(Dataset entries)

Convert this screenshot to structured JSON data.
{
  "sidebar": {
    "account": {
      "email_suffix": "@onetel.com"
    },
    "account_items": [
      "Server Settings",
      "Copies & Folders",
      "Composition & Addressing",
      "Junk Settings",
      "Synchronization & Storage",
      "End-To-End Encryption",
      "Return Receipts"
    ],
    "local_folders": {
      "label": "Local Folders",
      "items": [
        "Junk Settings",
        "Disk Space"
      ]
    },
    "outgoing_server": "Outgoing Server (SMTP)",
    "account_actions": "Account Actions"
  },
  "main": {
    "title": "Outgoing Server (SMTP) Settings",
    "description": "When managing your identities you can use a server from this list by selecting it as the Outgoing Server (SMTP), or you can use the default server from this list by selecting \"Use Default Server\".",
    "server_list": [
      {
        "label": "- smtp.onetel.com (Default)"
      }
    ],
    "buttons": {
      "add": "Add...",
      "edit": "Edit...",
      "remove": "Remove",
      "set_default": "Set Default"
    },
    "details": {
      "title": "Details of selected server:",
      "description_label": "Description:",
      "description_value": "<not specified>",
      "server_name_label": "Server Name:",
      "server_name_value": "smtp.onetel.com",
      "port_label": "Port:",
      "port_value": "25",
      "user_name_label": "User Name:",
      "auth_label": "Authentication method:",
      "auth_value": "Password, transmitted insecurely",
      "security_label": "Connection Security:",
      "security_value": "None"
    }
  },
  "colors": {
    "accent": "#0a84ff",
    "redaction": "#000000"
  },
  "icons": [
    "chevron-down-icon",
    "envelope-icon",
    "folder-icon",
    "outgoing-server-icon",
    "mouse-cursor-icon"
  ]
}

_EXERCISE DETAILS_.
Copy out the whole listing exactly.

_SOLVED EXERCISE_.
Convert this screenshot to structured JSON data.
{
  "sidebar": {
    "account": {
      "email_suffix": "@onetel.com"
    },
    "account_items": [
      "Server Settings",
      "Copies & Folders",
      "Composition & Addressing",
      "Junk Settings",
      "Synchronization & Storage",
      "End-To-End Encryption",
      "Return Receipts"
    ],
    "local_folders": {
      "label": "Local Folders",
      "items": [
        "Junk Settings",
        "Disk Space"
      ]
    },
    "outgoing_server": "Outgoing Server (SMTP)",
    "account_actions": "Account Actions"
  },
  "main": {
    "title": "Outgoing Server (SMTP) Settings",
    "description": "When managing your identities you can use a server from this list by selecting it as the Outgoing Server (SMTP), or you can use the default server from this list by selecting \"Use Default Server\".",
    "server_list": [
      {
        "label": "- smtp.onetel.com (Default)"
      }
    ],
    "buttons": {
      "add": "Add...",
      "edit": "Edit...",
      "remove": "Remove",
      "set_default": "Set Default"
    },
    "details": {
      "title": "Details of selected server:",
      "description_label": "Description:",
      "description_value": "<not specified>",
      "server_name_label": "Server Name:",
      "server_name_value": "smtp.onetel.com",
      "port_label": "Port:",
      "port_value": "25",
      "user_name_label": "User Name:",
      "auth_label": "Authentication method:",
      "auth_value": "Password, transmitted insecurely",
      "security_label": "Connection Security:",
      "security_value": "None"
    }
  },
  "colors": {
    "accent": "#0a84ff",
    "redaction": "#000000"
  },
  "icons": [
    "chevron-down-icon",
    "envelope-icon",
    "folder-icon",
    "outgoing-server-icon",
    "mouse-cursor-icon"
  ]
}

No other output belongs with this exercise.